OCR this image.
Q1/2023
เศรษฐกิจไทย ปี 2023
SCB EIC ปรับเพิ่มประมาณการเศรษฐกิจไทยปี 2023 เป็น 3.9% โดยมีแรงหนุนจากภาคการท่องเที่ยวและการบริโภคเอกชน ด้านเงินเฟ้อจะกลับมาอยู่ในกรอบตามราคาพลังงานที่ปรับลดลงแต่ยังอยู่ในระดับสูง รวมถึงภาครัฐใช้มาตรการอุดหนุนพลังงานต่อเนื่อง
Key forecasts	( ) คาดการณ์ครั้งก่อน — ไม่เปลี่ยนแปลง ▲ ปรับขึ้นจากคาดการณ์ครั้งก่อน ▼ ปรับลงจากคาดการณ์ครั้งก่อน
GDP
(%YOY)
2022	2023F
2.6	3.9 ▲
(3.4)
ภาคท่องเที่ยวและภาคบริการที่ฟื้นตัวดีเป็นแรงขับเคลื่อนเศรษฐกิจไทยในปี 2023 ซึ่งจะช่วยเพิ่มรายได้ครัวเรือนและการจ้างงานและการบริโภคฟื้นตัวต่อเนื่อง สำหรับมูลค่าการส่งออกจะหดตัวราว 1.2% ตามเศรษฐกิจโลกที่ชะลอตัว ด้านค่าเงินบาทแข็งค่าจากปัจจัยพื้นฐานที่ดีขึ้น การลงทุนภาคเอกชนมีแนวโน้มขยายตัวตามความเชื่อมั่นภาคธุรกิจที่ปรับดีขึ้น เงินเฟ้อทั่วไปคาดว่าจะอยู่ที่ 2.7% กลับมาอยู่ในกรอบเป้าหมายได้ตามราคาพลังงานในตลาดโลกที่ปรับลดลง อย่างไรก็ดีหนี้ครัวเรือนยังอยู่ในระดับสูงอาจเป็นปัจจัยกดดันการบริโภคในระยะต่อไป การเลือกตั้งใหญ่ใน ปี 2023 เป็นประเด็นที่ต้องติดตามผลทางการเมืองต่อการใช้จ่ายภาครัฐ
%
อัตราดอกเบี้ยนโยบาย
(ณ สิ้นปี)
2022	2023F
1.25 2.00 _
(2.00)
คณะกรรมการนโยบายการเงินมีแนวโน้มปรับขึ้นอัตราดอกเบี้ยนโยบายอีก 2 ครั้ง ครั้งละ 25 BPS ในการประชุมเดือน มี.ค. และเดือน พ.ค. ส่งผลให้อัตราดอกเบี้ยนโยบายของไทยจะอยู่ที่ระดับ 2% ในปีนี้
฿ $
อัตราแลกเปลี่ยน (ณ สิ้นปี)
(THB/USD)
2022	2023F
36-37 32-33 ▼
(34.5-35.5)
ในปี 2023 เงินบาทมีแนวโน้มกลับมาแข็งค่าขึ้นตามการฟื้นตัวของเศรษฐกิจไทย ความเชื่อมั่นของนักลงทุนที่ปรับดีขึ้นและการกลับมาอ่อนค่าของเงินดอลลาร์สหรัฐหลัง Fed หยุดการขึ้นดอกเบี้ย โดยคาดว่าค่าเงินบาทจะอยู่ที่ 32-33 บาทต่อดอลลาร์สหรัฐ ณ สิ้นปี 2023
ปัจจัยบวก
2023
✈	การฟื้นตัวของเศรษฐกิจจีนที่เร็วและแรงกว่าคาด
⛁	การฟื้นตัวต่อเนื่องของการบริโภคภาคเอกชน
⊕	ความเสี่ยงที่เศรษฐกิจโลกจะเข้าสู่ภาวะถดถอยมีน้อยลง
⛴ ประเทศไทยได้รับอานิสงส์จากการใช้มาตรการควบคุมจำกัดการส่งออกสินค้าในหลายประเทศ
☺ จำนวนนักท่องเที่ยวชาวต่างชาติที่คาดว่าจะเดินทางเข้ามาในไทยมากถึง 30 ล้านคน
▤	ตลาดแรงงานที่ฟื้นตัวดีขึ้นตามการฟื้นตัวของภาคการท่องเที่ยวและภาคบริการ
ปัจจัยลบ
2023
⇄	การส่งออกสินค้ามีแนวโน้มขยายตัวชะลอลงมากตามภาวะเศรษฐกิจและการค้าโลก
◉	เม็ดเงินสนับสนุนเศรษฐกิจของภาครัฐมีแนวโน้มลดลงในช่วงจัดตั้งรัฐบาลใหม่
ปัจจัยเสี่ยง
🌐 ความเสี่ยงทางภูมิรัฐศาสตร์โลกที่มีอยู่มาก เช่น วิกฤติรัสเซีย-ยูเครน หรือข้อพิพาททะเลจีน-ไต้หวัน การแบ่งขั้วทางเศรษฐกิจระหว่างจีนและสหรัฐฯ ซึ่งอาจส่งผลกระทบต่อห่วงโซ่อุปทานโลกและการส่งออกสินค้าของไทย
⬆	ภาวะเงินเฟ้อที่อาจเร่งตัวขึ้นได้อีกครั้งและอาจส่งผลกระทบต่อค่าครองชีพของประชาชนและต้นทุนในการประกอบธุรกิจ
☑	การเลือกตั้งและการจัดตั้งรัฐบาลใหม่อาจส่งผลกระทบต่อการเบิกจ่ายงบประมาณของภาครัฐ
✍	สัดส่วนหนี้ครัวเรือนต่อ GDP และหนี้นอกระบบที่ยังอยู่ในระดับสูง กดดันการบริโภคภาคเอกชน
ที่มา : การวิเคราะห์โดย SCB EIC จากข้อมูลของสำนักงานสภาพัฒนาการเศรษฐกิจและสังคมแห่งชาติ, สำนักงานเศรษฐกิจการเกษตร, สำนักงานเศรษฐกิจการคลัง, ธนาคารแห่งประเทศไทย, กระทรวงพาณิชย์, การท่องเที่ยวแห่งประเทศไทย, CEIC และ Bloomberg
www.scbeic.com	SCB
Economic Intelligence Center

** What the exercise asks **
Using the listing above, please repeat every entry exactly.

** Task answer **
OCR this image.
Q1/2023
เศรษฐกิจไทย ปี 2023
SCB EIC ปรับเพิ่มประมาณการเศรษฐกิจไทยปี 2023 เป็น 3.9% โดยมีแรงหนุนจากภาคการท่องเที่ยวและการบริโภคเอกชน ด้านเงินเฟ้อจะกลับมาอยู่ในกรอบตามราคาพลังงานที่ปรับลดลงแต่ยังอยู่ในระดับสูง รวมถึงภาครัฐใช้มาตรการอุดหนุนพลังงานต่อเนื่อง
Key forecasts	( ) คาดการณ์ครั้งก่อน — ไม่เปลี่ยนแปลง ▲ ปรับขึ้นจากคาดการณ์ครั้งก่อน ▼ ปรับลงจากคาดการณ์ครั้งก่อน
GDP
(%YOY)
2022	2023F
2.6	3.9 ▲
(3.4)
ภาคท่องเที่ยวและภาคบริการที่ฟื้นตัวดีเป็นแรงขับเคลื่อนเศรษฐกิจไทยในปี 2023 ซึ่งจะช่วยเพิ่มรายได้ครัวเรือนและการจ้างงานและการบริโภคฟื้นตัวต่อเนื่อง สำหรับมูลค่าการส่งออกจะหดตัวราว 1.2% ตามเศรษฐกิจโลกที่ชะลอตัว ด้านค่าเงินบาทแข็งค่าจากปัจจัยพื้นฐานที่ดีขึ้น การลงทุนภาคเอกชนมีแนวโน้มขยายตัวตามความเชื่อมั่นภาคธุรกิจที่ปรับดีขึ้น เงินเฟ้อทั่วไปคาดว่าจะอยู่ที่ 2.7% กลับมาอยู่ในกรอบเป้าหมายได้ตามราคาพลังงานในตลาดโลกที่ปรับลดลง อย่างไรก็ดีหนี้ครัวเรือนยังอยู่ในระดับสูงอาจเป็นปัจจัยกดดันการบริโภคในระยะต่อไป การเลือกตั้งใหญ่ใน ปี 2023 เป็นประเด็นที่ต้องติดตามผลทางการเมืองต่อการใช้จ่ายภาครัฐ
%
อัตราดอกเบี้ยนโยบาย
(ณ สิ้นปี)
2022	2023F
1.25 2.00 _
(2.00)
คณะกรรมการนโยบายการเงินมีแนวโน้มปรับขึ้นอัตราดอกเบี้ยนโยบายอีก 2 ครั้ง ครั้งละ 25 BPS ในการประชุมเดือน มี.ค. และเดือน พ.ค. ส่งผลให้อัตราดอกเบี้ยนโยบายของไทยจะอยู่ที่ระดับ 2% ในปีนี้
฿ $
อัตราแลกเปลี่ยน (ณ สิ้นปี)
(THB/USD)
2022	2023F
36-37 32-33 ▼
(34.5-35.5)
ในปี 2023 เงินบาทมีแนวโน้มกลับมาแข็งค่าขึ้นตามการฟื้นตัวของเศรษฐกิจไทย ความเชื่อมั่นของนักลงทุนที่ปรับดีขึ้นและการกลับมาอ่อนค่าของเงินดอลลาร์สหรัฐหลัง Fed หยุดการขึ้นดอกเบี้ย โดยคาดว่าค่าเงินบาทจะอยู่ที่ 32-33 บาทต่อดอลลาร์สหรัฐ ณ สิ้นปี 2023
ปัจจัยบวก
2023
✈	การฟื้นตัวของเศรษฐกิจจีนที่เร็วและแรงกว่าคาด
⛁	การฟื้นตัวต่อเนื่องของการบริโภคภาคเอกชน
⊕	ความเสี่ยงที่เศรษฐกิจโลกจะเข้าสู่ภาวะถดถอยมีน้อยลง
⛴ ประเทศไทยได้รับอานิสงส์จากการใช้มาตรการควบคุมจำกัดการส่งออกสินค้าในหลายประเทศ
☺ จำนวนนักท่องเที่ยวชาวต่างชาติที่คาดว่าจะเดินทางเข้ามาในไทยมากถึง 30 ล้านคน
▤	ตลาดแรงงานที่ฟื้นตัวดีขึ้นตามการฟื้นตัวของภาคการท่องเที่ยวและภาคบริการ
ปัจจัยลบ
2023
⇄	การส่งออกสินค้ามีแนวโน้มขยายตัวชะลอลงมากตามภาวะเศรษฐกิจและการค้าโลก
◉	เม็ดเงินสนับสนุนเศรษฐกิจของภาครัฐมีแนวโน้มลดลงในช่วงจัดตั้งรัฐบาลใหม่
ปัจจัยเสี่ยง
🌐 ความเสี่ยงทางภูมิรัฐศาสตร์โลกที่มีอยู่มาก เช่น วิกฤติรัสเซีย-ยูเครน หรือข้อพิพาททะเลจีน-ไต้หวัน การแบ่งขั้วทางเศรษฐกิจระหว่างจีนและสหรัฐฯ ซึ่งอาจส่งผลกระทบต่อห่วงโซ่อุปทานโลกและการส่งออกสินค้าของไทย
⬆	ภาวะเงินเฟ้อที่อาจเร่งตัวขึ้นได้อีกครั้งและอาจส่งผลกระทบต่อค่าครองชีพของประชาชนและต้นทุนในการประกอบธุรกิจ
☑	การเลือกตั้งและการจัดตั้งรัฐบาลใหม่อาจส่งผลกระทบต่อการเบิกจ่ายงบประมาณของภาครัฐ
✍	สัดส่วนหนี้ครัวเรือนต่อ GDP และหนี้นอกระบบที่ยังอยู่ในระดับสูง กดดันการบริโภคภาคเอกชน
ที่มา : การวิเคราะห์โดย SCB EIC จากข้อมูลของสำนักงานสภาพัฒนาการเศรษฐกิจและสังคมแห่งชาติ, สำนักงานเศรษฐกิจการเกษตร, สำนักงานเศรษฐกิจการคลัง, ธนาคารแห่งประเทศไทย, กระทรวงพาณิชย์, การท่องเที่ยวแห่งประเทศไทย, CEIC และ Bloomberg
www.scbeic.com	SCB
Economic Intelligence Center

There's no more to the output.